• _GIVEN INSTRUCTION_: Look through the entries and report how many lines include the word "新余市国省道一级公路绕城改建工程". Give the number alone.

• _INFORMATION GIVEN_:
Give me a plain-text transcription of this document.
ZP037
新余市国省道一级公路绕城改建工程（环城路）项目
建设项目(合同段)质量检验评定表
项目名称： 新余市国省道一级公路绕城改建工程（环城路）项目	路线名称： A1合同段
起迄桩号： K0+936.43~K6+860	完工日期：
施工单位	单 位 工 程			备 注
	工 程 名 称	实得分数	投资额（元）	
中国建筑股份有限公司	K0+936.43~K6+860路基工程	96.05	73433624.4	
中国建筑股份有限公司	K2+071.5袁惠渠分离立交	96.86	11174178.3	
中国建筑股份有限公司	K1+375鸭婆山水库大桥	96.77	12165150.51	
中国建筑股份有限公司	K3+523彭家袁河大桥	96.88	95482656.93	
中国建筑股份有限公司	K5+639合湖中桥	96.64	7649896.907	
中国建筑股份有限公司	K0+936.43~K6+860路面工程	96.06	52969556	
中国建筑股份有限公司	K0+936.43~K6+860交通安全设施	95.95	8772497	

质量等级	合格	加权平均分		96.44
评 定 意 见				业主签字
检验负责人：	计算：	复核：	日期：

• _ANSWER TO THE PROBLEM_: 2